WHAT THIS TASK INVOLVES: Check each line of the material. Copy those containing "subtitle".

GIVEN INFORMATION:
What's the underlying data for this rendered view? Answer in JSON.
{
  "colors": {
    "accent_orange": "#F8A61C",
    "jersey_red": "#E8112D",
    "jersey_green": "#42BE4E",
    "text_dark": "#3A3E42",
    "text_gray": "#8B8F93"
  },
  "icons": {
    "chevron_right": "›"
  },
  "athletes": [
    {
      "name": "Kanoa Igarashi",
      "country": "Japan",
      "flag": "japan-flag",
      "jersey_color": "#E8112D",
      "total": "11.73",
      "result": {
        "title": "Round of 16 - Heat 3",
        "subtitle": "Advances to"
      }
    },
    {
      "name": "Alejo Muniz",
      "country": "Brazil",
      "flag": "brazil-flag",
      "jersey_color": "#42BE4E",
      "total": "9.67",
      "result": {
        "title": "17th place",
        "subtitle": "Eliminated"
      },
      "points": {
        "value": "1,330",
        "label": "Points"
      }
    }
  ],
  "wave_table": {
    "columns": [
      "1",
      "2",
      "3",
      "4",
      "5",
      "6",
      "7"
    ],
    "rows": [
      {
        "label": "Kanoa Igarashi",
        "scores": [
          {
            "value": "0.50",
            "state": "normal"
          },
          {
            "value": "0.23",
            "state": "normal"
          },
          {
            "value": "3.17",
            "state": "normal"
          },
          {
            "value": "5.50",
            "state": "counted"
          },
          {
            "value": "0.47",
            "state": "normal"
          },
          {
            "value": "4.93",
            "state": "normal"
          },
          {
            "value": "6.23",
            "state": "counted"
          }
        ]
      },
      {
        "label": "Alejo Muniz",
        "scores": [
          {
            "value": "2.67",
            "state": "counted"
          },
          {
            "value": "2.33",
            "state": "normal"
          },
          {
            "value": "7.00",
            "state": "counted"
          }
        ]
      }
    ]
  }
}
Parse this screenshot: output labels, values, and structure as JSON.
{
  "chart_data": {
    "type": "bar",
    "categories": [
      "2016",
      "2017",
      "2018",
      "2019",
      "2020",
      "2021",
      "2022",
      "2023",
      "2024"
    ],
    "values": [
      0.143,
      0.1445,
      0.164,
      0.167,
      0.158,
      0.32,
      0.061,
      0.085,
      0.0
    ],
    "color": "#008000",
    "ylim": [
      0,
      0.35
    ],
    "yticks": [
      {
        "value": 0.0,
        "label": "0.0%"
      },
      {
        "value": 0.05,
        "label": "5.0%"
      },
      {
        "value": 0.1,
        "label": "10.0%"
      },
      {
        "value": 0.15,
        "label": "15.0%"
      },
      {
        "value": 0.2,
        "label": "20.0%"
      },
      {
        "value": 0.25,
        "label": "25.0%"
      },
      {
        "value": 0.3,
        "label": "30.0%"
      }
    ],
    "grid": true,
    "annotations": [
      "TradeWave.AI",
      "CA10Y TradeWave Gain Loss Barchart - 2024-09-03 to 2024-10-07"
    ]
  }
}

CORRECT RESPONSE:
        "subtitle": "Advances to"
        "subtitle": "Eliminated"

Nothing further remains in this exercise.